SOURCE DATA –
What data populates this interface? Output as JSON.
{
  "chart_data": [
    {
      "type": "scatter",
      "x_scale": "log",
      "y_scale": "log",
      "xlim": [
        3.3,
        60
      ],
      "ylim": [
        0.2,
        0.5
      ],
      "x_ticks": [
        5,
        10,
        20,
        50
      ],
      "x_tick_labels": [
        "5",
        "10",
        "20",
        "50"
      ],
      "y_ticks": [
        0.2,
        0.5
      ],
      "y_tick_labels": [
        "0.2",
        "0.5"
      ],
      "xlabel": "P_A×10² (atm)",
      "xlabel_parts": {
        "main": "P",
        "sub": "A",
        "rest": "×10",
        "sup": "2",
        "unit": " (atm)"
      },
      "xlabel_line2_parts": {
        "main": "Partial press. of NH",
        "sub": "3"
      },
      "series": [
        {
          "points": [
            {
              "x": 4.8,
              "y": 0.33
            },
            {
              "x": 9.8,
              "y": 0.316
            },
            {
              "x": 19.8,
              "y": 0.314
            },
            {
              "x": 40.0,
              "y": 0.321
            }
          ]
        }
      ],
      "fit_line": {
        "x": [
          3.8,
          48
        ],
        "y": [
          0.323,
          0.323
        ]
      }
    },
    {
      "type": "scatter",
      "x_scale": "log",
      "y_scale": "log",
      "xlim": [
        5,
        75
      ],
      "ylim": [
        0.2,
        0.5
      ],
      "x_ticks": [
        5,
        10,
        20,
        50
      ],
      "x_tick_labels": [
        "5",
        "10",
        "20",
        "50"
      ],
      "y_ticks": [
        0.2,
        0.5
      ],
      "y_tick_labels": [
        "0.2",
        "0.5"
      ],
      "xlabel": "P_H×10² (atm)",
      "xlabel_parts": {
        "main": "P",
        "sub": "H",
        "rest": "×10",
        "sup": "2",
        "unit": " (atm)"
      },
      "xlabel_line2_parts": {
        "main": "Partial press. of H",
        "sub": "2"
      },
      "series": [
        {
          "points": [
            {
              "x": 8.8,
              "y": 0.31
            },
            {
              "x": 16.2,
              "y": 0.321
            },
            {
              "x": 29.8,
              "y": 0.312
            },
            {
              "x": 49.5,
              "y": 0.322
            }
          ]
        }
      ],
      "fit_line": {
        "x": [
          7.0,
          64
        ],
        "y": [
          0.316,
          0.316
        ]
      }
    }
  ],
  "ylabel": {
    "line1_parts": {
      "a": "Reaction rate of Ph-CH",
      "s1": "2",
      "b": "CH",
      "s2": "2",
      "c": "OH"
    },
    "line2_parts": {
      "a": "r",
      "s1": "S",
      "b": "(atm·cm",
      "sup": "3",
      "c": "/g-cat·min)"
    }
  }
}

TASK TO CARRY OUT –
Copy down the material exactly as written.

SOLUTION FOR THIS EXERCISE –
What data populates this interface? Output as JSON.
{
  "chart_data": [
    {
      "type": "scatter",
      "x_scale": "log",
      "y_scale": "log",
      "xlim": [
        3.3,
        60
      ],
      "ylim": [
        0.2,
        0.5
      ],
      "x_ticks": [
        5,
        10,
        20,
        50
      ],
      "x_tick_labels": [
        "5",
        "10",
        "20",
        "50"
      ],
      "y_ticks": [
        0.2,
        0.5
      ],
      "y_tick_labels": [
        "0.2",
        "0.5"
      ],
      "xlabel": "P_A×10² (atm)",
      "xlabel_parts": {
        "main": "P",
        "sub": "A",
        "rest": "×10",
        "sup": "2",
        "unit": " (atm)"
      },
      "xlabel_line2_parts": {
        "main": "Partial press. of NH",
        "sub": "3"
      },
      "series": [
        {
          "points": [
            {
              "x": 4.8,
              "y": 0.33
            },
            {
              "x": 9.8,
              "y": 0.316
            },
            {
              "x": 19.8,
              "y": 0.314
            },
            {
              "x": 40.0,
              "y": 0.321
            }
          ]
        }
      ],
      "fit_line": {
        "x": [
          3.8,
          48
        ],
        "y": [
          0.323,
          0.323
        ]
      }
    },
    {
      "type": "scatter",
      "x_scale": "log",
      "y_scale": "log",
      "xlim": [
        5,
        75
      ],
      "ylim": [
        0.2,
        0.5
      ],
      "x_ticks": [
        5,
        10,
        20,
        50
      ],
      "x_tick_labels": [
        "5",
        "10",
        "20",
        "50"
      ],
      "y_ticks": [
        0.2,
        0.5
      ],
      "y_tick_labels": [
        "0.2",
        "0.5"
      ],
      "xlabel": "P_H×10² (atm)",
      "xlabel_parts": {
        "main": "P",
        "sub": "H",
        "rest": "×10",
        "sup": "2",
        "unit": " (atm)"
      },
      "xlabel_line2_parts": {
        "main": "Partial press. of H",
        "sub": "2"
      },
      "series": [
        {
          "points": [
            {
              "x": 8.8,
              "y": 0.31
            },
            {
              "x": 16.2,
              "y": 0.321
            },
            {
              "x": 29.8,
              "y": 0.312
            },
            {
              "x": 49.5,
              "y": 0.322
            }
          ]
        }
      ],
      "fit_line": {
        "x": [
          7.0,
          64
        ],
        "y": [
          0.316,
          0.316
        ]
      }
    }
  ],
  "ylabel": {
    "line1_parts": {
      "a": "Reaction rate of Ph-CH",
      "s1": "2",
      "b": "CH",
      "s2": "2",
      "c": "OH"
    },
    "line2_parts": {
      "a": "r",
      "s1": "S",
      "b": "(atm·cm",
      "sup": "3",
      "c": "/g-cat·min)"
    }
  }
}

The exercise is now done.